For each line below that contains the string "steel", copy that line.

TASK DATA:
====================

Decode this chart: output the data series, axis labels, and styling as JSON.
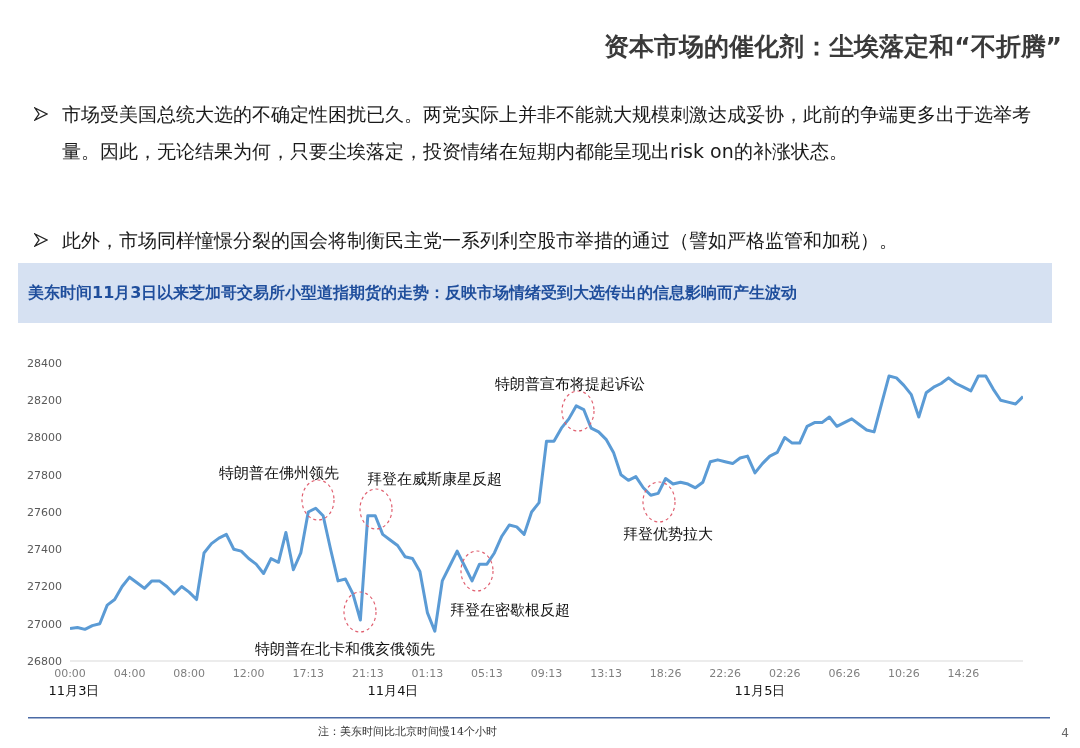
{
  "chart_data": {
    "type": "line",
    "title": "资本市场的催化剂：尘埃落定和“不折腾”",
    "subtitle": "美东时间11月3日以来芝加哥交易所小型道指期货的走势：反映市场情绪受到大选传出的信息影响而产生波动",
    "categories": [
      "00:00",
      null,
      null,
      null,
      null,
      null,
      null,
      null,
      "04:00",
      null,
      null,
      null,
      null,
      null,
      null,
      null,
      "08:00",
      null,
      null,
      null,
      null,
      null,
      null,
      null,
      "12:00",
      null,
      null,
      null,
      null,
      null,
      null,
      null,
      "17:13",
      null,
      null,
      null,
      null,
      null,
      null,
      null,
      "21:13",
      null,
      null,
      null,
      null,
      null,
      null,
      null,
      "01:13",
      null,
      null,
      null,
      null,
      null,
      null,
      null,
      "05:13",
      null,
      null,
      null,
      null,
      null,
      null,
      null,
      "09:13",
      null,
      null,
      null,
      null,
      null,
      null,
      null,
      "13:13",
      null,
      null,
      null,
      null,
      null,
      null,
      null,
      "18:26",
      null,
      null,
      null,
      null,
      null,
      null,
      null,
      "22:26",
      null,
      null,
      null,
      null,
      null,
      null,
      null,
      "02:26",
      null,
      null,
      null,
      null,
      null,
      null,
      null,
      "06:26",
      null,
      null,
      null,
      null,
      null,
      null,
      null,
      "10:26",
      null,
      null,
      null,
      null,
      null,
      null,
      null,
      "14:26",
      null,
      null,
      null,
      null,
      null,
      null,
      null,
      null
    ],
    "series": [
      {
        "color": "#5b9bd5",
        "values": [
          26975,
          26980,
          26970,
          26990,
          27000,
          27100,
          27130,
          27200,
          27250,
          27220,
          27190,
          27230,
          27230,
          27200,
          27160,
          27200,
          27170,
          27130,
          27380,
          27430,
          27460,
          27480,
          27400,
          27390,
          27350,
          27320,
          27270,
          27350,
          27330,
          27490,
          27290,
          27380,
          27600,
          27620,
          27580,
          27400,
          27230,
          27240,
          27160,
          27020,
          27580,
          27580,
          27480,
          27450,
          27420,
          27360,
          27350,
          27280,
          27060,
          26960,
          27230,
          27310,
          27390,
          27310,
          27230,
          27320,
          27320,
          27380,
          27470,
          27530,
          27520,
          27480,
          27600,
          27650,
          27980,
          27980,
          28050,
          28100,
          28170,
          28150,
          28050,
          28030,
          27990,
          27920,
          27800,
          27770,
          27790,
          27730,
          27690,
          27700,
          27780,
          27750,
          27760,
          27750,
          27730,
          27760,
          27870,
          27880,
          27870,
          27860,
          27890,
          27900,
          27810,
          27860,
          27900,
          27920,
          28000,
          27970,
          27970,
          28060,
          28080,
          28080,
          28110,
          28060,
          28080,
          28100,
          28070,
          28040,
          28030,
          28180,
          28330,
          28320,
          28280,
          28230,
          28110,
          28240,
          28270,
          28290,
          28320,
          28290,
          28270,
          28250,
          28330,
          28330,
          28260,
          28200,
          28190,
          28180,
          28220
        ]
      }
    ],
    "ylim": [
      26800,
      28400
    ],
    "yticks": [
      26800,
      27000,
      27200,
      27400,
      27600,
      27800,
      28000,
      28200,
      28400
    ],
    "grid": false,
    "legend": false,
    "marker": "none",
    "line_style": "solid",
    "annotations": [
      "市场受美国总统大选的不确定性困扰已久。两党实际上并非不能就大规模刺激达成妥协，此前的争端更多出于选举考量。因此，无论结果为何，只要尘埃落定，投资情绪在短期内都能呈现出risk on的补涨状态。",
      "此外，市场同样憧憬分裂的国会将制衡民主党一系列利空股市举措的通过（譬如严格监管和加税）。",
      "特朗普在佛州领先",
      "拜登在威斯康星反超",
      "特朗普在北卡和俄亥俄领先",
      "拜登在密歇根反超",
      "特朗普宣布将提起诉讼",
      "拜登优势拉大",
      "11月3日",
      "11月4日",
      "11月5日",
      "注：美东时间比北京时间慢14个小时",
      "4"
    ]
  }
}
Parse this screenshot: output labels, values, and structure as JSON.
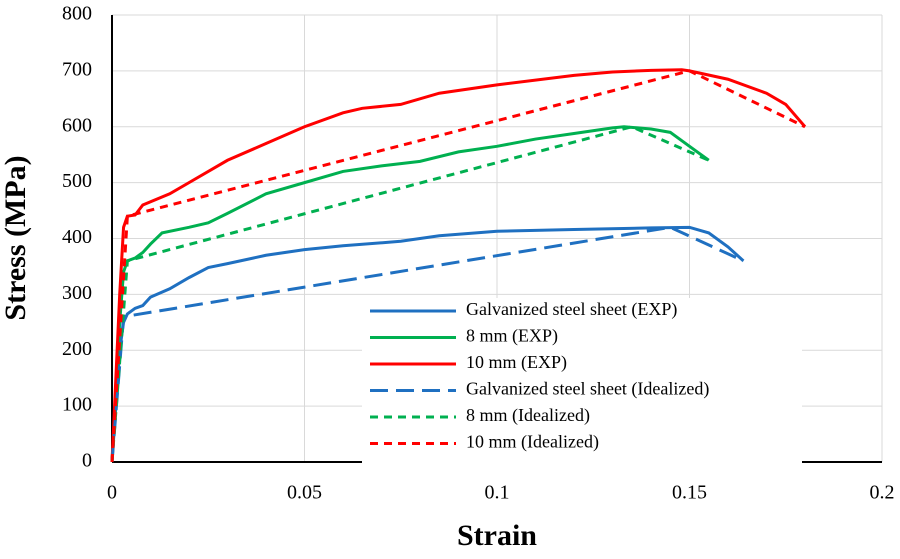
{
  "chart_data": {
    "type": "line",
    "x_label": "Strain",
    "y_label": "Stress (MPa)",
    "xlim": [
      0,
      0.2
    ],
    "xticks": [
      0,
      0.05,
      0.1,
      0.15,
      0.2
    ],
    "ylim": [
      0,
      800
    ],
    "yticks": [
      0,
      100,
      200,
      300,
      400,
      500,
      600,
      700,
      800
    ],
    "grid": true,
    "legend": "lower right",
    "series": [
      {
        "name": "Galvanized steel sheet (EXP)",
        "color": "#1f70c1",
        "line_style": "solid",
        "x": [
          0,
          0.002,
          0.003,
          0.004,
          0.006,
          0.008,
          0.01,
          0.015,
          0.02,
          0.025,
          0.03,
          0.04,
          0.05,
          0.06,
          0.075,
          0.085,
          0.1,
          0.12,
          0.14,
          0.15,
          0.155,
          0.16,
          0.164
        ],
        "values": [
          0,
          200,
          250,
          265,
          275,
          280,
          295,
          310,
          330,
          348,
          355,
          370,
          380,
          387,
          395,
          405,
          413,
          416,
          419,
          420,
          410,
          385,
          360
        ]
      },
      {
        "name": "8 mm (EXP)",
        "color": "#00b050",
        "line_style": "solid",
        "x": [
          0,
          0.002,
          0.003,
          0.004,
          0.006,
          0.008,
          0.01,
          0.013,
          0.02,
          0.025,
          0.03,
          0.04,
          0.05,
          0.06,
          0.07,
          0.08,
          0.09,
          0.1,
          0.11,
          0.12,
          0.13,
          0.133,
          0.14,
          0.145,
          0.15,
          0.155
        ],
        "values": [
          0,
          250,
          340,
          360,
          365,
          375,
          390,
          410,
          420,
          428,
          445,
          480,
          500,
          520,
          530,
          538,
          555,
          565,
          578,
          588,
          598,
          600,
          596,
          590,
          565,
          540
        ]
      },
      {
        "name": "10 mm (EXP)",
        "color": "#ff0000",
        "line_style": "solid",
        "x": [
          0,
          0.002,
          0.003,
          0.004,
          0.006,
          0.008,
          0.015,
          0.02,
          0.03,
          0.04,
          0.05,
          0.06,
          0.065,
          0.075,
          0.085,
          0.1,
          0.12,
          0.13,
          0.14,
          0.148,
          0.15,
          0.16,
          0.17,
          0.175,
          0.18
        ],
        "values": [
          0,
          300,
          420,
          440,
          442,
          460,
          480,
          500,
          540,
          570,
          600,
          625,
          633,
          640,
          660,
          675,
          692,
          698,
          701,
          702,
          700,
          685,
          660,
          640,
          600
        ]
      },
      {
        "name": "Galvanized steel sheet (Idealized)",
        "color": "#1f70c1",
        "line_style": "long-dash",
        "x": [
          0,
          0.003,
          0.145,
          0.164
        ],
        "values": [
          0,
          260,
          420,
          360
        ]
      },
      {
        "name": "8 mm (Idealized)",
        "color": "#00b050",
        "line_style": "dash",
        "x": [
          0,
          0.004,
          0.135,
          0.155
        ],
        "values": [
          0,
          360,
          600,
          540
        ]
      },
      {
        "name": "10 mm (Idealized)",
        "color": "#ff0000",
        "line_style": "dash",
        "x": [
          0,
          0.004,
          0.15,
          0.18
        ],
        "values": [
          0,
          440,
          700,
          600
        ]
      }
    ]
  }
}
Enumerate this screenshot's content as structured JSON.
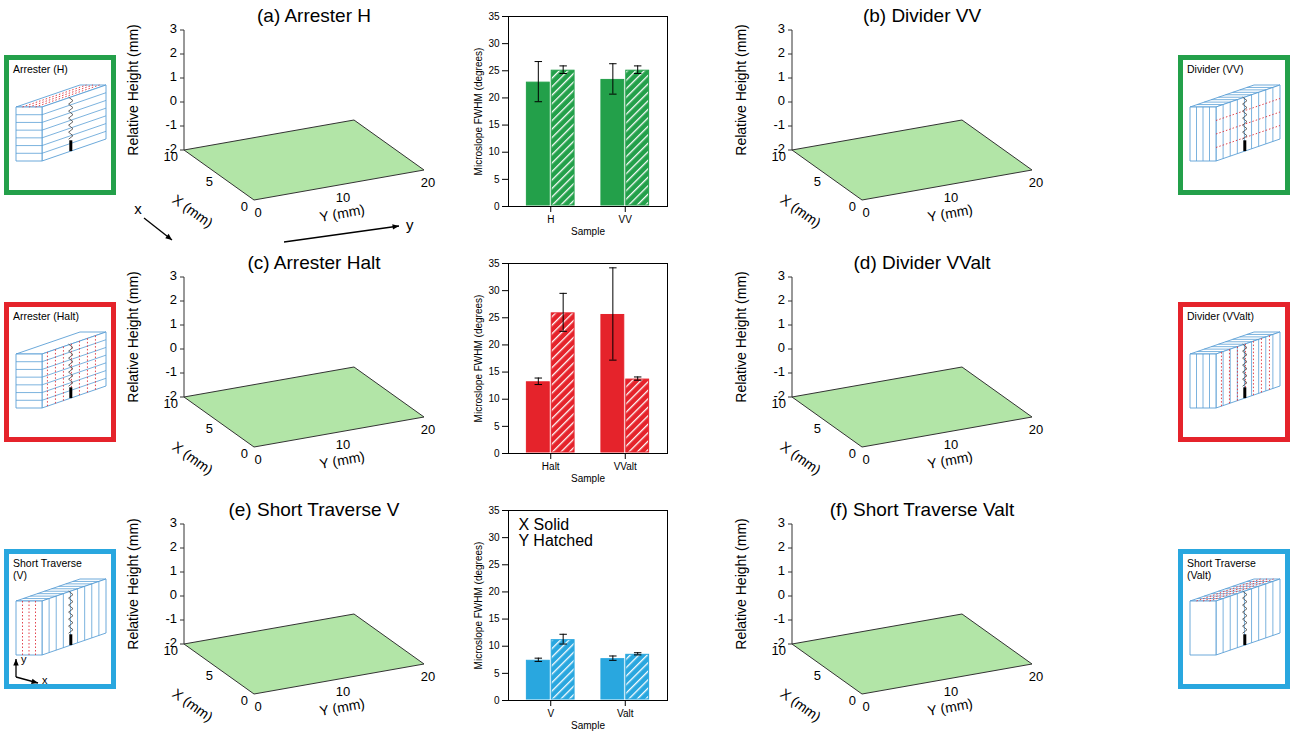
{
  "chart_data": [
    {
      "type": "bar",
      "categories": [
        "H",
        "VV"
      ],
      "xlabel": "Sample",
      "ylabel": "Microslope FWHM (degrees)",
      "ylim": [
        0,
        35
      ],
      "yticks": [
        0,
        5,
        10,
        15,
        20,
        25,
        30,
        35
      ],
      "series": [
        {
          "color": "#23a04a",
          "values": [
            23.0,
            23.5
          ],
          "errors": [
            3.7,
            2.8
          ]
        },
        {
          "color": "#23a04a",
          "values": [
            25.2,
            25.2
          ],
          "errors": [
            0.7,
            0.7
          ]
        }
      ]
    },
    {
      "type": "bar",
      "categories": [
        "Halt",
        "VValt"
      ],
      "xlabel": "Sample",
      "ylabel": "Microslope FWHM (degrees)",
      "ylim": [
        0,
        35
      ],
      "yticks": [
        0,
        5,
        10,
        15,
        20,
        25,
        30,
        35
      ],
      "series": [
        {
          "color": "#e5232b",
          "values": [
            13.3,
            25.7
          ],
          "errors": [
            0.6,
            8.5
          ]
        },
        {
          "color": "#e5232b",
          "values": [
            26.0,
            13.8
          ],
          "errors": [
            3.5,
            0.3
          ]
        }
      ]
    },
    {
      "type": "bar",
      "categories": [
        "V",
        "Valt"
      ],
      "xlabel": "Sample",
      "ylabel": "Microslope FWHM (degrees)",
      "ylim": [
        0,
        35
      ],
      "yticks": [
        0,
        5,
        10,
        15,
        20,
        25,
        30,
        35
      ],
      "annotation": [
        "X Solid",
        "Y Hatched"
      ],
      "series": [
        {
          "color": "#29a7df",
          "values": [
            7.5,
            7.8
          ],
          "errors": [
            0.3,
            0.4
          ]
        },
        {
          "color": "#29a7df",
          "values": [
            11.3,
            8.6
          ],
          "errors": [
            0.9,
            0.2
          ]
        }
      ]
    }
  ],
  "surface_panels": [
    {
      "title": "(a) Arrester H",
      "zlabel": "Relative Height (mm)",
      "zlim": [
        -2,
        3
      ],
      "zticks": [
        -2,
        -1,
        0,
        1,
        2,
        3
      ],
      "xlabel": "X (mm)",
      "xlim": [
        0,
        10
      ],
      "xticks": [
        0,
        5,
        10
      ],
      "ylabel": "Y (mm)",
      "ylim": [
        0,
        20
      ],
      "yticks": [
        0,
        10,
        20
      ],
      "axis_labels": {
        "x": "x",
        "y": "y"
      }
    },
    {
      "title": "(b) Divider VV",
      "zlabel": "Relative Height (mm)",
      "zlim": [
        -2,
        3
      ],
      "zticks": [
        -2,
        -1,
        0,
        1,
        2,
        3
      ],
      "xlabel": "X (mm)",
      "xlim": [
        0,
        10
      ],
      "xticks": [
        0,
        5,
        10
      ],
      "ylabel": "Y (mm)",
      "ylim": [
        0,
        20
      ],
      "yticks": [
        0,
        10,
        20
      ]
    },
    {
      "title": "(c) Arrester Halt",
      "zlabel": "Relative Height (mm)",
      "zlim": [
        -2,
        3
      ],
      "zticks": [
        -2,
        -1,
        0,
        1,
        2,
        3
      ],
      "xlabel": "X (mm)",
      "xlim": [
        0,
        10
      ],
      "xticks": [
        0,
        5,
        10
      ],
      "ylabel": "Y (mm)",
      "ylim": [
        0,
        20
      ],
      "yticks": [
        0,
        10,
        20
      ]
    },
    {
      "title": "(d) Divider VValt",
      "zlabel": "Relative Height (mm)",
      "zlim": [
        -2,
        3
      ],
      "zticks": [
        -2,
        -1,
        0,
        1,
        2,
        3
      ],
      "xlabel": "X (mm)",
      "xlim": [
        0,
        10
      ],
      "xticks": [
        0,
        5,
        10
      ],
      "ylabel": "Y (mm)",
      "ylim": [
        0,
        20
      ],
      "yticks": [
        0,
        10,
        20
      ]
    },
    {
      "title": "(e) Short Traverse V",
      "zlabel": "Relative Height (mm)",
      "zlim": [
        -2,
        3
      ],
      "zticks": [
        -2,
        -1,
        0,
        1,
        2,
        3
      ],
      "xlabel": "X (mm)",
      "xlim": [
        0,
        10
      ],
      "xticks": [
        0,
        5,
        10
      ],
      "ylabel": "Y (mm)",
      "ylim": [
        0,
        20
      ],
      "yticks": [
        0,
        10,
        20
      ]
    },
    {
      "title": "(f) Short Traverse Valt",
      "zlabel": "Relative Height (mm)",
      "zlim": [
        -2,
        3
      ],
      "zticks": [
        -2,
        -1,
        0,
        1,
        2,
        3
      ],
      "xlabel": "X (mm)",
      "xlim": [
        0,
        10
      ],
      "xticks": [
        0,
        5,
        10
      ],
      "ylabel": "Y (mm)",
      "ylim": [
        0,
        20
      ],
      "yticks": [
        0,
        10,
        20
      ]
    }
  ],
  "schematics": [
    {
      "label": "Arrester (H)"
    },
    {
      "label": "Divider (VV)"
    },
    {
      "label": "Arrester (Halt)"
    },
    {
      "label": "Divider (VValt)"
    },
    {
      "label": "Short Traverse (V)",
      "axis_labels": {
        "x": "x",
        "y": "y"
      }
    },
    {
      "label": "Short Traverse (Valt)"
    }
  ]
}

====================

PROBLEM SOLUTION:
        "name": "Galvanized steel sheet (EXP)",
        "name": "Galvanized steel sheet (Idealized)",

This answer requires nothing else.